━━━ Listed entries

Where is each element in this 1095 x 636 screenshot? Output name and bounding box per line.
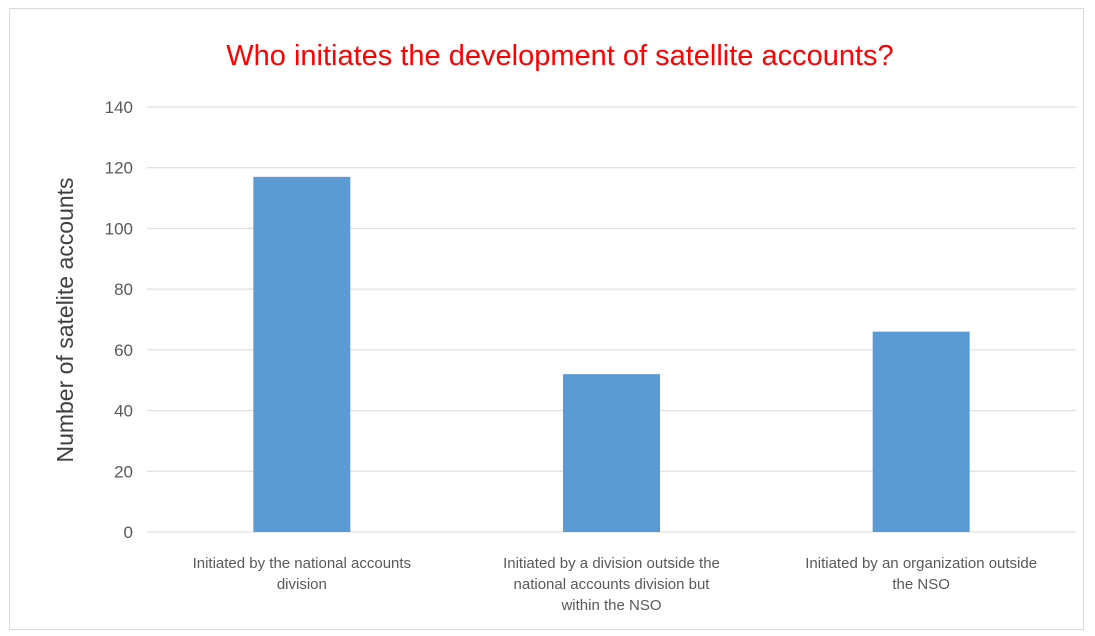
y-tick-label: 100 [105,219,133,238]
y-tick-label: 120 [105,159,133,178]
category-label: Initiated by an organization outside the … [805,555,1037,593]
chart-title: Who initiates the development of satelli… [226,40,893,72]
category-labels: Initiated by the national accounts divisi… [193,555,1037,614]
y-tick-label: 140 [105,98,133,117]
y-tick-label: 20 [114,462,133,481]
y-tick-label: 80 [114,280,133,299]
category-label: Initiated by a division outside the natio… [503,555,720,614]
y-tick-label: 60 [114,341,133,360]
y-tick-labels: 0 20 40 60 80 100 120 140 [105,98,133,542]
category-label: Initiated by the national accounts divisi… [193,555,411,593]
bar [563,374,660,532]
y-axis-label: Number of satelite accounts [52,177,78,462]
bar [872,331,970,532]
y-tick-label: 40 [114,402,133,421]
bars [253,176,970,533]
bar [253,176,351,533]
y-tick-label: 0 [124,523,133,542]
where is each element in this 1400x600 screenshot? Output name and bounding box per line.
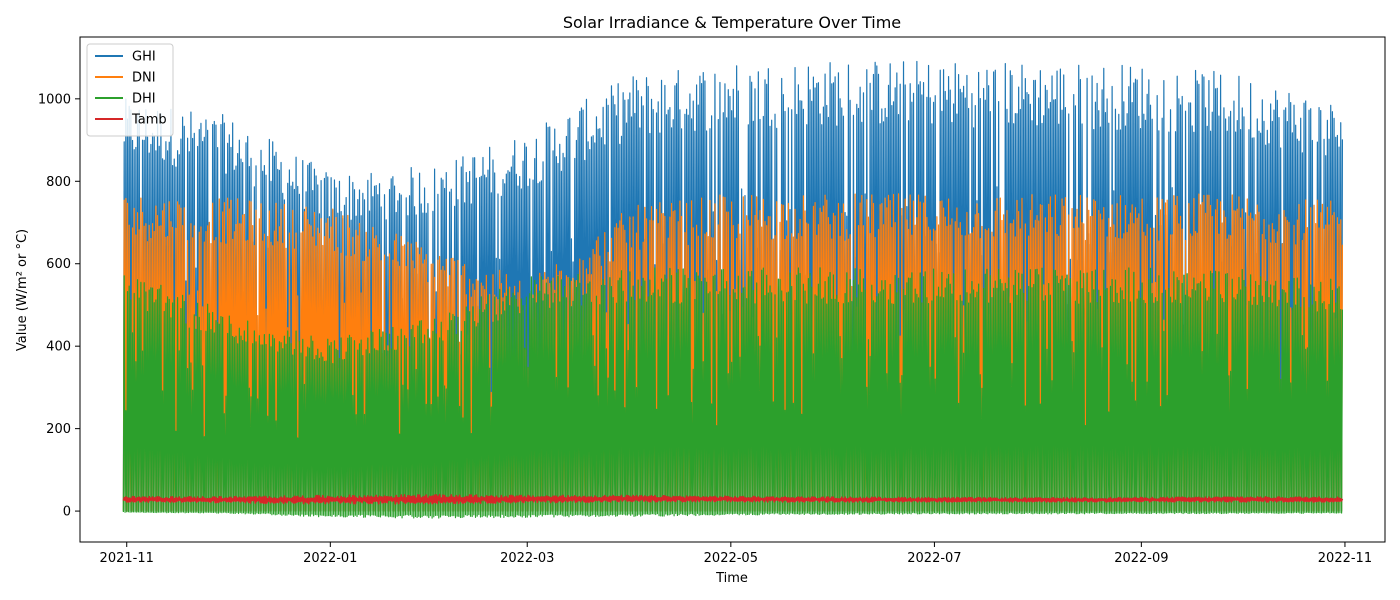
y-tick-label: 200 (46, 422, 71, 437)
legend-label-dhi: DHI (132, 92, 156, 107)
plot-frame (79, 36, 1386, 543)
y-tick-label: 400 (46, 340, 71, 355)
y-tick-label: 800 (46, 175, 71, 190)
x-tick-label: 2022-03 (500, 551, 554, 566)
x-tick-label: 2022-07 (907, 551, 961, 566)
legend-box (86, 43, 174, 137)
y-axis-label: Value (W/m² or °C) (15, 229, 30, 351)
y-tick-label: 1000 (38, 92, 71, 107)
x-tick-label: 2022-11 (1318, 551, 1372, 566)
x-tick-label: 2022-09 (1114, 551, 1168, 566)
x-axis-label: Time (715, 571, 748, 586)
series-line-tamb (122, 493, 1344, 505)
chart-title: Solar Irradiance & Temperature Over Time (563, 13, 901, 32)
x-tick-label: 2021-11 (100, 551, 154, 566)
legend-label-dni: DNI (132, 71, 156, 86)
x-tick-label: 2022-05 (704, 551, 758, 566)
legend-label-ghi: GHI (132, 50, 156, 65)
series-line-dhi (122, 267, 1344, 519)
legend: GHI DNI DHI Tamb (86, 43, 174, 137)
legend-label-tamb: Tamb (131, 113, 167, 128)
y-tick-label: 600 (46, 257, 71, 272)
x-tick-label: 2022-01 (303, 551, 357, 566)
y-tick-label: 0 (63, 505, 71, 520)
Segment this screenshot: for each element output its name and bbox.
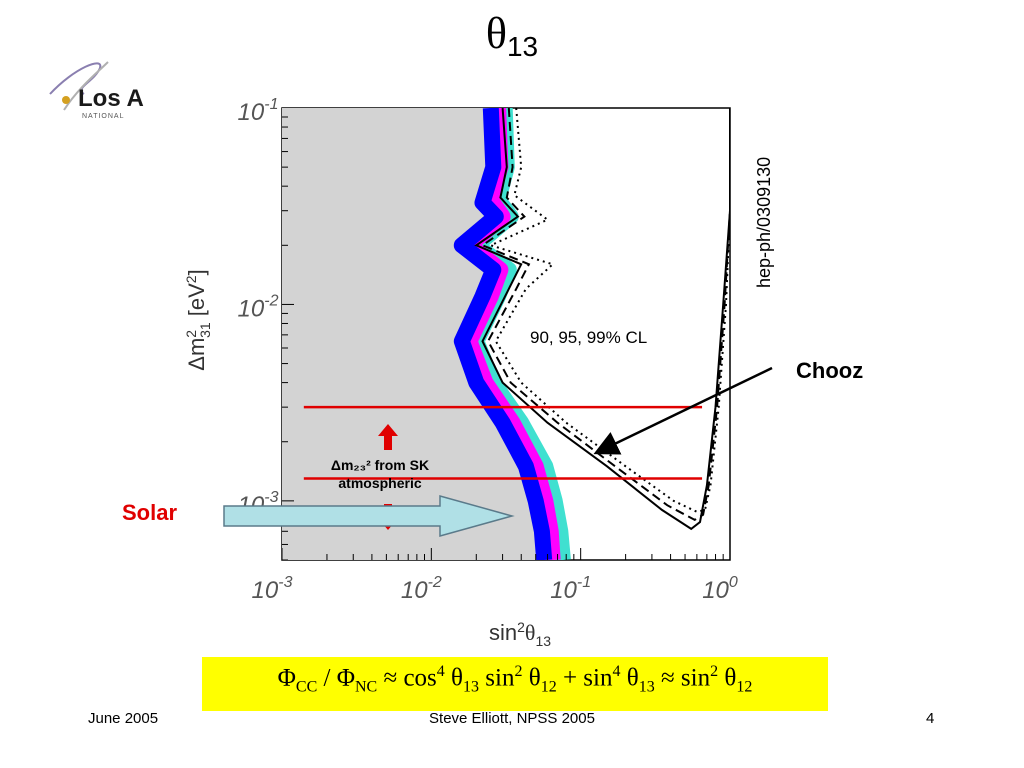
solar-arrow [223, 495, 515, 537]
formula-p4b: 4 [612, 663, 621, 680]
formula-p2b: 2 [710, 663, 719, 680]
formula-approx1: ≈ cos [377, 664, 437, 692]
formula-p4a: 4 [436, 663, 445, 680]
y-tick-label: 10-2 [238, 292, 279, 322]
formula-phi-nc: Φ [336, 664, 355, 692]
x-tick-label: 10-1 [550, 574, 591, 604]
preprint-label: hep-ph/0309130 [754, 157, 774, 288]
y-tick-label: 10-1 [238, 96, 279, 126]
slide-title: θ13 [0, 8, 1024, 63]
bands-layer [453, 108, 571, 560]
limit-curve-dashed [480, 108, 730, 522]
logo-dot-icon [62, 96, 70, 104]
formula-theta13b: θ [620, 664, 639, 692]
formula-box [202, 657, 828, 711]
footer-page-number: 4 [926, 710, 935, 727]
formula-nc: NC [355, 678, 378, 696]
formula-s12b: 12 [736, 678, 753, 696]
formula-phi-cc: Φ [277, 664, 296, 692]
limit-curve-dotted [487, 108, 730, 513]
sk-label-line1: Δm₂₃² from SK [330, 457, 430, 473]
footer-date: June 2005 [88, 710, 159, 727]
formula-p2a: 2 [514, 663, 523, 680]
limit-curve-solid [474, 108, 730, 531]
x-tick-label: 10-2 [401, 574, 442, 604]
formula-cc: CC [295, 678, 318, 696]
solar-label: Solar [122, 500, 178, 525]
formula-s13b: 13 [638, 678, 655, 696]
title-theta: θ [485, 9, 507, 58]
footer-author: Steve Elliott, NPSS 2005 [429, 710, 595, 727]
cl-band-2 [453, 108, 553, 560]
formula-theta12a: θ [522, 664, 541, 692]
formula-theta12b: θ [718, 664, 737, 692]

━━━━━━

• _Problem to solve_: Change every occurrence of "x-tick-label" in the data above to "x-axis-tick" and reproduce all remaining lines without alteration. Leave the pictures out of the answer.

• _Complete response_:
Where is each element in this 1095 x 636 screenshot? Output name and bounding box per line.
y-tick-label: 100 [105,219,133,238]
y-tick-label: 120 [105,159,133,178]
category-label: Initiated by an organization outside the … [805,555,1037,593]
chart-title: Who initiates the development of satelli… [226,40,893,72]
category-labels: Initiated by the national accounts divisi… [193,555,1037,614]
y-tick-label: 140 [105,98,133,117]
y-tick-label: 20 [114,462,133,481]
y-tick-label: 80 [114,280,133,299]
category-label: Initiated by a division outside the natio… [503,555,720,614]
y-tick-label: 60 [114,341,133,360]
y-tick-labels: 0 20 40 60 80 100 120 140 [105,98,133,542]
category-label: Initiated by the national accounts divisi… [193,555,411,593]
bar [563,374,660,532]
y-axis-label: Number of satelite accounts [52,177,78,462]
bar [872,331,970,532]
y-tick-label: 40 [114,402,133,421]
bars [253,176,970,533]
bar [253,176,351,533]
y-tick-label: 0 [124,523,133,542]
where is each element in this 1400x600 screenshot? Output name and bounding box per line.
y-tick-label: 200 (46, 422, 71, 437)
legend-label-dhi: DHI (132, 92, 156, 107)
plot-frame (79, 36, 1386, 543)
y-tick-label: 400 (46, 340, 71, 355)
y-tick-label: 800 (46, 175, 71, 190)
x-axis-tick: 2022-03 (500, 551, 554, 566)
x-axis-tick: 2022-07 (907, 551, 961, 566)
legend-box (86, 43, 174, 137)
y-axis-label: Value (W/m² or °C) (15, 229, 30, 351)
y-tick-label: 1000 (38, 92, 71, 107)
x-axis-tick: 2022-11 (1318, 551, 1372, 566)
x-axis-tick: 2022-09 (1114, 551, 1168, 566)
x-axis-label: Time (715, 571, 748, 586)
series-line-tamb (122, 493, 1344, 505)
chart-title: Solar Irradiance & Temperature Over Time (563, 13, 901, 32)
x-axis-tick: 2021-11 (100, 551, 154, 566)
legend-label-dni: DNI (132, 71, 156, 86)
x-axis-tick: 2022-05 (704, 551, 758, 566)
legend-label-ghi: GHI (132, 50, 156, 65)
series-line-dhi (122, 267, 1344, 519)
legend: GHI DNI DHI Tamb (86, 43, 174, 137)
legend-label-tamb: Tamb (131, 113, 167, 128)
y-tick-label: 600 (46, 257, 71, 272)
x-axis-tick: 2022-01 (303, 551, 357, 566)
y-tick-label: 0 (63, 505, 71, 520)
Segment this screenshot: for each element output its name and bbox.
solar-arrow [223, 495, 515, 537]
formula-p4b: 4 [612, 663, 621, 680]
formula-p2b: 2 [710, 663, 719, 680]
formula-approx1: ≈ cos [377, 664, 437, 692]
formula-p4a: 4 [436, 663, 445, 680]
y-tick-label: 10-2 [238, 292, 279, 322]
formula-phi-nc: Φ [336, 664, 355, 692]
x-axis-tick: 10-1 [550, 574, 591, 604]
preprint-label: hep-ph/0309130 [754, 157, 774, 288]
y-tick-label: 10-1 [238, 96, 279, 126]
slide-title: θ13 [0, 8, 1024, 63]
bands-layer [453, 108, 571, 560]
limit-curve-dashed [480, 108, 730, 522]
logo-dot-icon [62, 96, 70, 104]
formula-theta13b: θ [620, 664, 639, 692]
formula-box [202, 657, 828, 711]
footer-page-number: 4 [926, 710, 935, 727]
formula-nc: NC [355, 678, 378, 696]
formula-s12b: 12 [736, 678, 753, 696]
formula-phi-cc: Φ [277, 664, 296, 692]
limit-curve-dotted [487, 108, 730, 513]
sk-label-line1: Δm₂₃² from SK [330, 457, 430, 473]
footer-date: June 2005 [88, 710, 159, 727]
formula-p2a: 2 [514, 663, 523, 680]
limit-curve-solid [474, 108, 730, 531]
x-axis-tick: 10-2 [401, 574, 442, 604]
formula-cc: CC [295, 678, 318, 696]
solar-label: Solar [122, 500, 178, 525]
formula-s13b: 13 [638, 678, 655, 696]
title-theta: θ [485, 9, 507, 58]
footer-author: Steve Elliott, NPSS 2005 [429, 710, 595, 727]
cl-band-2 [453, 108, 553, 560]
formula-theta12a: θ [522, 664, 541, 692]
formula-theta12b: θ [718, 664, 737, 692]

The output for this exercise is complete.